*The exercise*. Collect each line holding the string "JSON".

*Data supplied*.
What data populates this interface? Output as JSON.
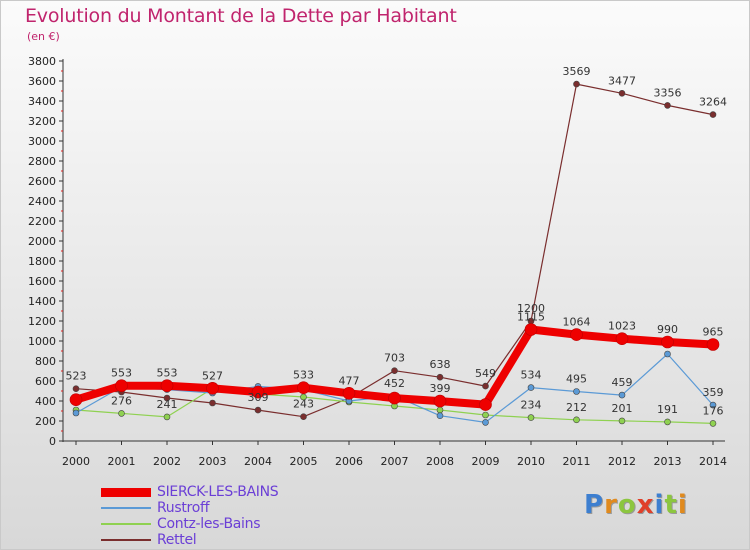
{
  "title": "Evolution du Montant de la Dette par Habitant",
  "subtitle": "(en €)",
  "brand": "Proxiti",
  "chart_data": {
    "type": "line",
    "categories": [
      "2000",
      "2001",
      "2002",
      "2003",
      "2004",
      "2005",
      "2006",
      "2007",
      "2008",
      "2009",
      "2010",
      "2011",
      "2012",
      "2013",
      "2014"
    ],
    "ylim": [
      0,
      3800
    ],
    "yticks": [
      0,
      200,
      400,
      600,
      800,
      1000,
      1200,
      1400,
      1600,
      1800,
      2000,
      2200,
      2400,
      2600,
      2800,
      3000,
      3200,
      3400,
      3600,
      3800
    ],
    "grid": false,
    "legend_position": "bottom-left",
    "series": [
      {
        "name": "Rettel",
        "color": "#7a2e2e",
        "width": 1.2,
        "marker": 3,
        "values": [
          523,
          490,
          430,
          380,
          309,
          243,
          430,
          703,
          638,
          549,
          1200,
          3569,
          3477,
          3356,
          3264
        ],
        "labels": [
          "523",
          "",
          "",
          "",
          "309",
          "243",
          "",
          "703",
          "638",
          "549",
          "1200",
          "3569",
          "3477",
          "3356",
          "3264"
        ]
      },
      {
        "name": "Contz-les-Bains",
        "color": "#8fd151",
        "width": 1.2,
        "marker": 3,
        "values": [
          310,
          276,
          241,
          525,
          470,
          440,
          390,
          350,
          310,
          260,
          234,
          212,
          201,
          191,
          176
        ],
        "labels": [
          "",
          "276",
          "241",
          "",
          "",
          "",
          "",
          "",
          "",
          "",
          "234",
          "212",
          "201",
          "191",
          "176"
        ]
      },
      {
        "name": "Rustroff",
        "color": "#5b9ad6",
        "width": 1.2,
        "marker": 3,
        "values": [
          280,
          541,
          514,
          480,
          546,
          513,
          400,
          452,
          253,
          186,
          534,
          495,
          459,
          870,
          359
        ],
        "labels": [
          "",
          "",
          "",
          "",
          "",
          "",
          "",
          "452",
          "",
          "",
          "534",
          "495",
          "459",
          "",
          "359"
        ]
      },
      {
        "name": "SIERCK-LES-BAINS",
        "color": "#ee0000",
        "width": 8,
        "marker": 6,
        "values": [
          413,
          553,
          553,
          527,
          489,
          533,
          477,
          429,
          399,
          364,
          1115,
          1064,
          1023,
          990,
          965
        ],
        "labels": [
          "",
          "553",
          "553",
          "527",
          "",
          "533",
          "477",
          "",
          "399",
          "",
          "1115",
          "1064",
          "1023",
          "990",
          "965"
        ]
      }
    ]
  }
}
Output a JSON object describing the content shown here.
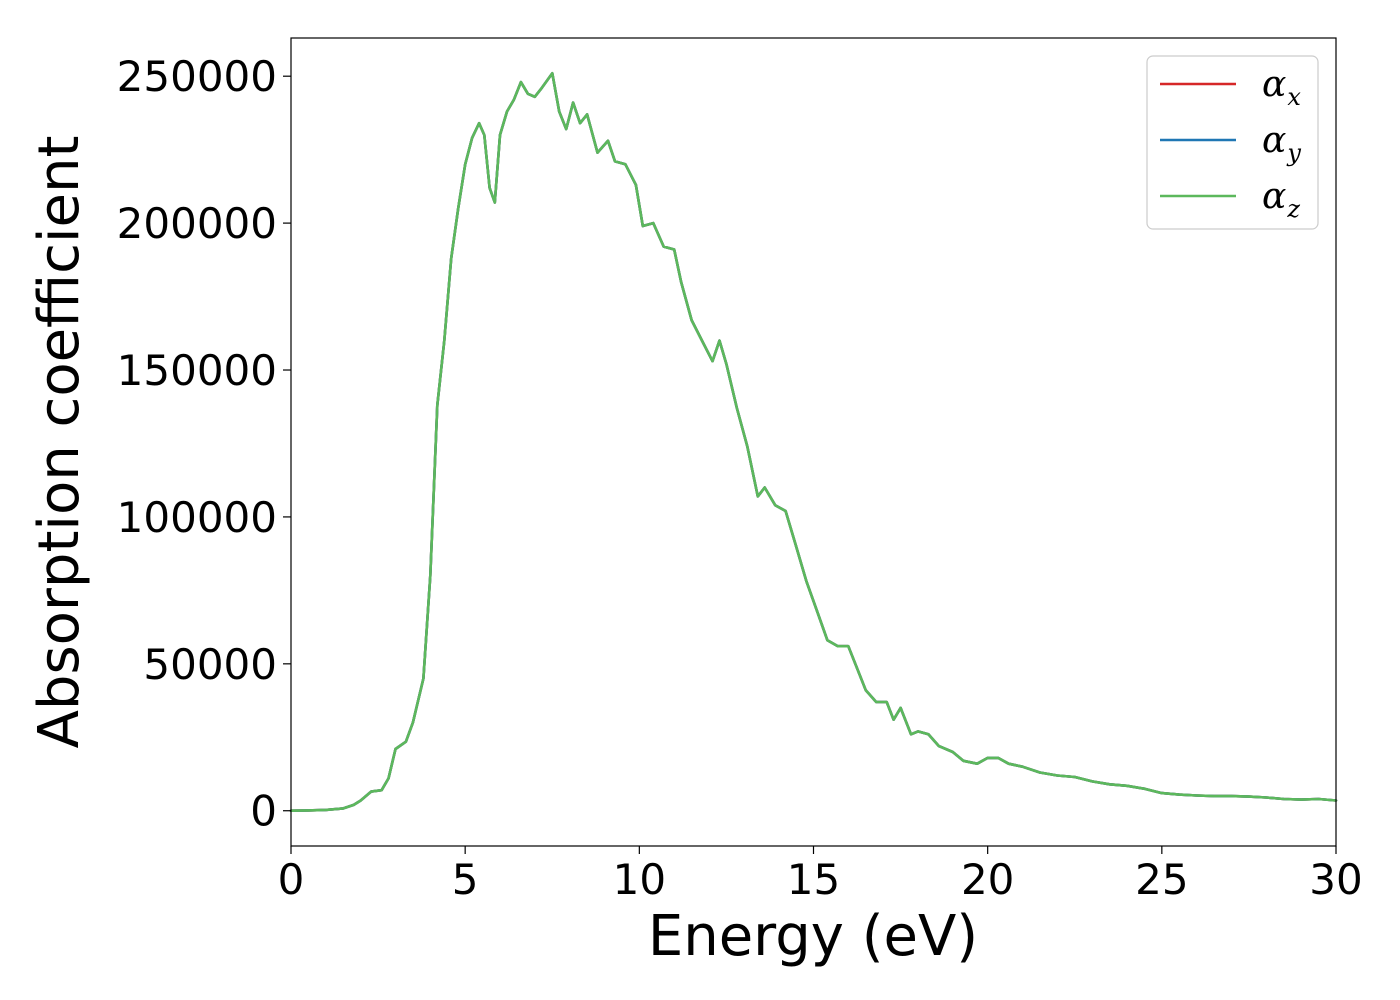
{
  "chart_data": {
    "type": "line",
    "title": "",
    "xlabel": "Energy (eV)",
    "ylabel": "Absorption coefficient",
    "xlim": [
      0,
      30
    ],
    "ylim": [
      -12000,
      263000
    ],
    "xticks": [
      0,
      5,
      10,
      15,
      20,
      25,
      30
    ],
    "yticks": [
      0,
      50000,
      100000,
      150000,
      200000,
      250000
    ],
    "grid": false,
    "legend": "top-right",
    "x": [
      0,
      0.5,
      1.0,
      1.5,
      1.8,
      2.0,
      2.3,
      2.6,
      2.8,
      3.0,
      3.3,
      3.5,
      3.8,
      4.0,
      4.2,
      4.4,
      4.6,
      4.8,
      5.0,
      5.2,
      5.4,
      5.55,
      5.7,
      5.85,
      6.0,
      6.2,
      6.4,
      6.6,
      6.8,
      7.0,
      7.2,
      7.5,
      7.7,
      7.9,
      8.1,
      8.3,
      8.5,
      8.8,
      9.1,
      9.3,
      9.6,
      9.9,
      10.1,
      10.4,
      10.7,
      11.0,
      11.2,
      11.5,
      11.8,
      12.1,
      12.3,
      12.5,
      12.8,
      13.1,
      13.4,
      13.6,
      13.9,
      14.2,
      14.5,
      14.8,
      15.1,
      15.4,
      15.7,
      16.0,
      16.2,
      16.5,
      16.8,
      17.1,
      17.3,
      17.5,
      17.8,
      18.0,
      18.3,
      18.6,
      19.0,
      19.3,
      19.7,
      20.0,
      20.3,
      20.6,
      21.0,
      21.5,
      22.0,
      22.5,
      23.0,
      23.5,
      24.0,
      24.5,
      25.0,
      25.5,
      26.0,
      26.5,
      27.0,
      27.5,
      28.0,
      28.5,
      29.0,
      29.5,
      30.0
    ],
    "series": [
      {
        "name": "α_x",
        "color": "#d62728",
        "y": [
          0,
          100,
          300,
          800,
          2000,
          3500,
          6500,
          7000,
          11000,
          21000,
          23500,
          30000,
          45000,
          80000,
          138000,
          160000,
          188000,
          205000,
          220000,
          229000,
          234000,
          230000,
          212000,
          207000,
          230000,
          238000,
          242000,
          248000,
          244000,
          243000,
          246000,
          251000,
          238000,
          232000,
          241000,
          234000,
          237000,
          224000,
          228000,
          221000,
          220000,
          213000,
          199000,
          200000,
          192000,
          191000,
          180000,
          167000,
          160000,
          153000,
          160000,
          152000,
          137000,
          124000,
          107000,
          110000,
          104000,
          102000,
          90000,
          78000,
          68000,
          58000,
          56000,
          56000,
          50000,
          41000,
          37000,
          37000,
          31000,
          35000,
          26000,
          27000,
          26000,
          22000,
          20000,
          17000,
          16000,
          18000,
          18000,
          16000,
          15000,
          13000,
          12000,
          11500,
          10000,
          9000,
          8500,
          7500,
          6000,
          5500,
          5200,
          5000,
          5000,
          4800,
          4500,
          4000,
          3800,
          4000,
          3500
        ]
      },
      {
        "name": "α_y",
        "color": "#1f77b4",
        "y": [
          0,
          100,
          300,
          800,
          2000,
          3500,
          6500,
          7000,
          11000,
          21000,
          23500,
          30000,
          45000,
          80000,
          138000,
          160000,
          188000,
          205000,
          220000,
          229000,
          234000,
          230000,
          212000,
          207000,
          230000,
          238000,
          242000,
          248000,
          244000,
          243000,
          246000,
          251000,
          238000,
          232000,
          241000,
          234000,
          237000,
          224000,
          228000,
          221000,
          220000,
          213000,
          199000,
          200000,
          192000,
          191000,
          180000,
          167000,
          160000,
          153000,
          160000,
          152000,
          137000,
          124000,
          107000,
          110000,
          104000,
          102000,
          90000,
          78000,
          68000,
          58000,
          56000,
          56000,
          50000,
          41000,
          37000,
          37000,
          31000,
          35000,
          26000,
          27000,
          26000,
          22000,
          20000,
          17000,
          16000,
          18000,
          18000,
          16000,
          15000,
          13000,
          12000,
          11500,
          10000,
          9000,
          8500,
          7500,
          6000,
          5500,
          5200,
          5000,
          5000,
          4800,
          4500,
          4000,
          3800,
          4000,
          3500
        ]
      },
      {
        "name": "α_z",
        "color": "#5cb85c",
        "y": [
          0,
          100,
          300,
          800,
          2000,
          3500,
          6500,
          7000,
          11000,
          21000,
          23500,
          30000,
          45000,
          80000,
          138000,
          160000,
          188000,
          205000,
          220000,
          229000,
          234000,
          230000,
          212000,
          207000,
          230000,
          238000,
          242000,
          248000,
          244000,
          243000,
          246000,
          251000,
          238000,
          232000,
          241000,
          234000,
          237000,
          224000,
          228000,
          221000,
          220000,
          213000,
          199000,
          200000,
          192000,
          191000,
          180000,
          167000,
          160000,
          153000,
          160000,
          152000,
          137000,
          124000,
          107000,
          110000,
          104000,
          102000,
          90000,
          78000,
          68000,
          58000,
          56000,
          56000,
          50000,
          41000,
          37000,
          37000,
          31000,
          35000,
          26000,
          27000,
          26000,
          22000,
          20000,
          17000,
          16000,
          18000,
          18000,
          16000,
          15000,
          13000,
          12000,
          11500,
          10000,
          9000,
          8500,
          7500,
          6000,
          5500,
          5200,
          5000,
          5000,
          4800,
          4500,
          4000,
          3800,
          4000,
          3500
        ]
      }
    ],
    "legend_entries": [
      {
        "base": "α",
        "sub": "x"
      },
      {
        "base": "α",
        "sub": "y"
      },
      {
        "base": "α",
        "sub": "z"
      }
    ]
  }
}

*Exercise solution*.
What data populates this interface? Output as JSON.
Output a JSON object describing the content shown here.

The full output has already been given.